(Data listing)
+-------+

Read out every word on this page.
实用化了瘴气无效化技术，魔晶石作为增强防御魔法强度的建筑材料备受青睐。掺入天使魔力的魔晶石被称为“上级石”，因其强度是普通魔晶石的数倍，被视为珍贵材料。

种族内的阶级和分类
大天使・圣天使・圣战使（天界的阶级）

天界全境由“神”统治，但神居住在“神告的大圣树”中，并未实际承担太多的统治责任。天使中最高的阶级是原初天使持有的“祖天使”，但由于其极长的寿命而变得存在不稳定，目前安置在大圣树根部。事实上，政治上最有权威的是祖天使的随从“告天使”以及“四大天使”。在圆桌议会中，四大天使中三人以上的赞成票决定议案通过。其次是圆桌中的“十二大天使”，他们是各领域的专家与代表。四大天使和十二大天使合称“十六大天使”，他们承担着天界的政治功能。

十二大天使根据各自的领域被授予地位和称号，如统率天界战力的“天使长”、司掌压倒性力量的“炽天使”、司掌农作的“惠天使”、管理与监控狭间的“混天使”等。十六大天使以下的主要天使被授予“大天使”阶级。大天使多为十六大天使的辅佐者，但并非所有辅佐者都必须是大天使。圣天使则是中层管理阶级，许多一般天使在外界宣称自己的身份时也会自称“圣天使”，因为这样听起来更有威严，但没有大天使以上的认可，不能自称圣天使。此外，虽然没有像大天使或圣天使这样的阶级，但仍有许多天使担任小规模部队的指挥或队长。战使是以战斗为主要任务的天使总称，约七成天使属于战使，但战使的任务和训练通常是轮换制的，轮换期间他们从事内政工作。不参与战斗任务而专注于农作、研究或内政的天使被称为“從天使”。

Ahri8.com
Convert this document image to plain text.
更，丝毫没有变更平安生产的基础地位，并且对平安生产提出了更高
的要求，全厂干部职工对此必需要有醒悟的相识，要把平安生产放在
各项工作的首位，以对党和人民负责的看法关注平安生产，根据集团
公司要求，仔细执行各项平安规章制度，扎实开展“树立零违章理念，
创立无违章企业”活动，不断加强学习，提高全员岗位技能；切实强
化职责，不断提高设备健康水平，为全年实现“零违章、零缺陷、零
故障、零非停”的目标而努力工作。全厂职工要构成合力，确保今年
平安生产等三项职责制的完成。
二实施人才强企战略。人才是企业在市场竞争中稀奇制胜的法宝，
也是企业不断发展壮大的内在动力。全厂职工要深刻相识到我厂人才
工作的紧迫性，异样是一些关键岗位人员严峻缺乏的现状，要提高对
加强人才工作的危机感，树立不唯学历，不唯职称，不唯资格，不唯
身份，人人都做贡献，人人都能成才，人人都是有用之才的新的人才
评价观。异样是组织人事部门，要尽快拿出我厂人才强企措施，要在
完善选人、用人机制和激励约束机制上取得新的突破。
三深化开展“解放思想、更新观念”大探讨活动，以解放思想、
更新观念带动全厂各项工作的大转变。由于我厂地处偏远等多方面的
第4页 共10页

+-------+

In the entries above, identify each line that includes the string "this", then copy it.

* [TASK SOLUTION]
Read out every word on this page.
Convert this document image to plain text.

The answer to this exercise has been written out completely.